**PROBLEM:** Transcribe every entry word for word, leaving out all images.

**SUPPLIED MATERIAL:**

----------------------------------------

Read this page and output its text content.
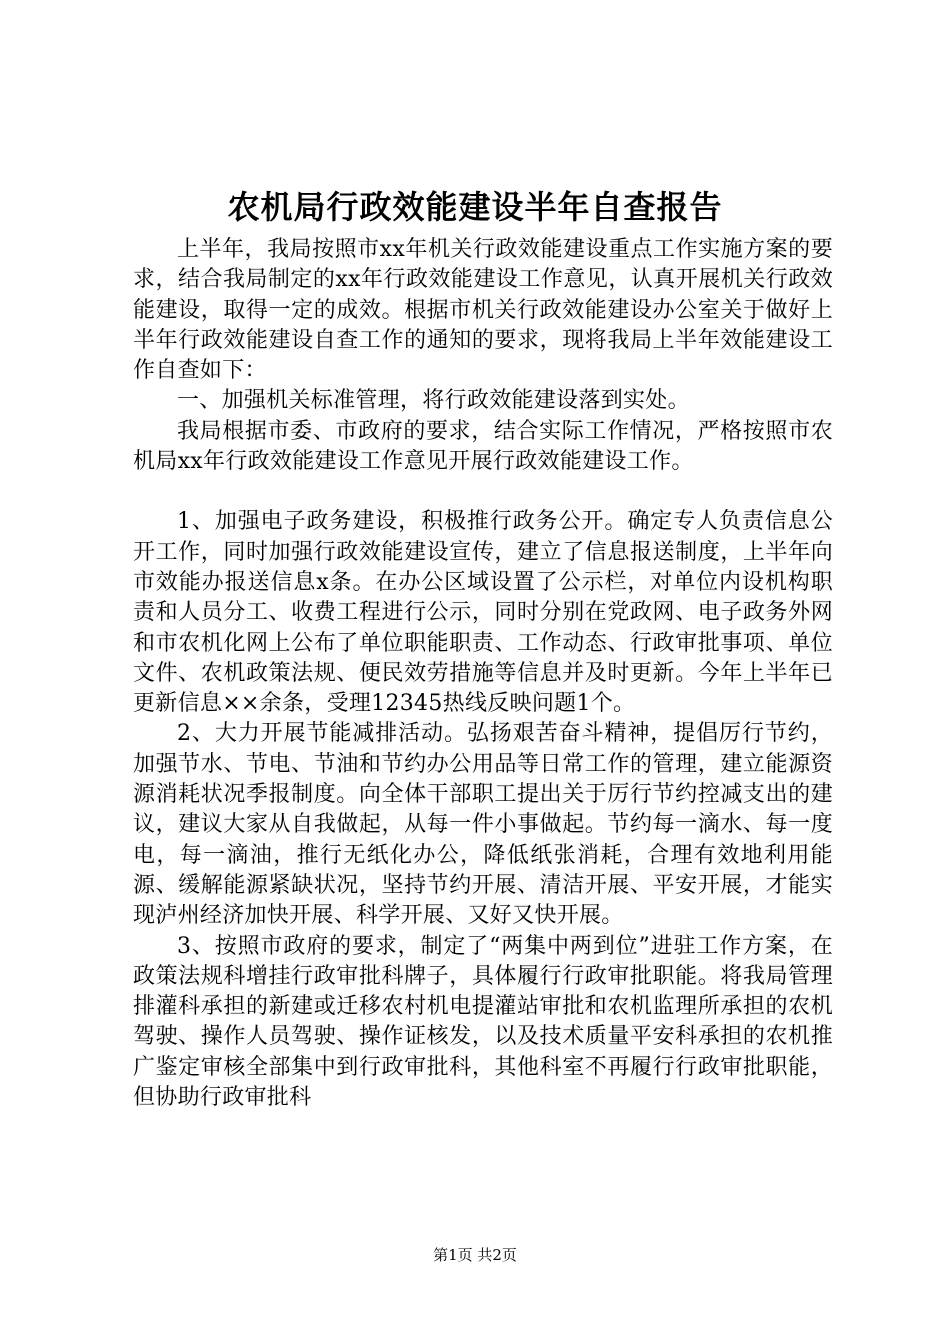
农机局行政效能建设半年自查报告

上半年，我局按照市xx年机关行政效能建设重点工作实施方案的要求，结合我局制定的xx年行政效能建设工作意见，认真开展机关行政效能建设，取得一定的成效。根据市机关行政效能建设办公室关于做好上半年行政效能建设自查工作的通知的要求，现将我局上半年效能建设工作自查如下：

一、加强机关标准管理，将行政效能建设落到实处。

我局根据市委、市政府的要求，结合实际工作情况，严格按照市农机局xx年行政效能建设工作意见开展行政效能建设工作。

1、加强电子政务建设，积极推行政务公开。确定专人负责信息公开工作，同时加强行政效能建设宣传，建立了信息报送制度，上半年向市效能办报送信息x条。在办公区域设置了公示栏，对单位内设机构职责和人员分工、收费工程进行公示，同时分别在党政网、电子政务外网和市农机化网上公布了单位职能职责、工作动态、行政审批事项、单位文件、农机政策法规、便民效劳措施等信息并及时更新。今年上半年已更新信息××余条，受理12345热线反映问题1个。

2、大力开展节能减排活动。弘扬艰苦奋斗精神，提倡厉行节约，加强节水、节电、节油和节约办公用品等日常工作的管理，建立能源资源消耗状况季报制度。向全体干部职工提出关于厉行节约控减支出的建议，建议大家从自我做起，从每一件小事做起。节约每一滴水、每一度电，每一滴油，推行无纸化办公，降低纸张消耗，合理有效地利用能源、缓解能源紧缺状况，坚持节约开展、清洁开展、平安开展，才能实现泸州经济加快开展、科学开展、又好又快开展。

3、按照市政府的要求，制定了“两集中两到位”进驻工作方案，在政策法规科增挂行政审批科牌子，具体履行行政审批职能。将我局管理排灌科承担的新建或迁移农村机电提灌站审批和农机监理所承担的农机驾驶、操作人员驾驶、操作证核发，以及技术质量平安科承担的农机推广鉴定审核全部集中到行政审批科，其他科室不再履行行政审批职能，但协助行政审批科

第1页 共2页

----------------------------------------

**SOLUTION FOR THIS TASK:**
Read this page and output its text content.
农机局行政效能建设半年自查报告

上半年，我局按照市xx年机关行政效能建设重点工作实施方案的要求，结合我局制定的xx年行政效能建设工作意见，认真开展机关行政效能建设，取得一定的成效。根据市机关行政效能建设办公室关于做好上半年行政效能建设自查工作的通知的要求，现将我局上半年效能建设工作自查如下：

一、加强机关标准管理，将行政效能建设落到实处。

我局根据市委、市政府的要求，结合实际工作情况，严格按照市农机局xx年行政效能建设工作意见开展行政效能建设工作。

1、加强电子政务建设，积极推行政务公开。确定专人负责信息公开工作，同时加强行政效能建设宣传，建立了信息报送制度，上半年向市效能办报送信息x条。在办公区域设置了公示栏，对单位内设机构职责和人员分工、收费工程进行公示，同时分别在党政网、电子政务外网和市农机化网上公布了单位职能职责、工作动态、行政审批事项、单位文件、农机政策法规、便民效劳措施等信息并及时更新。今年上半年已更新信息××余条，受理12345热线反映问题1个。

2、大力开展节能减排活动。弘扬艰苦奋斗精神，提倡厉行节约，加强节水、节电、节油和节约办公用品等日常工作的管理，建立能源资源消耗状况季报制度。向全体干部职工提出关于厉行节约控减支出的建议，建议大家从自我做起，从每一件小事做起。节约每一滴水、每一度电，每一滴油，推行无纸化办公，降低纸张消耗，合理有效地利用能源、缓解能源紧缺状况，坚持节约开展、清洁开展、平安开展，才能实现泸州经济加快开展、科学开展、又好又快开展。

3、按照市政府的要求，制定了“两集中两到位”进驻工作方案，在政策法规科增挂行政审批科牌子，具体履行行政审批职能。将我局管理排灌科承担的新建或迁移农村机电提灌站审批和农机监理所承担的农机驾驶、操作人员驾驶、操作证核发，以及技术质量平安科承担的农机推广鉴定审核全部集中到行政审批科，其他科室不再履行行政审批职能，但协助行政审批科

第1页 共2页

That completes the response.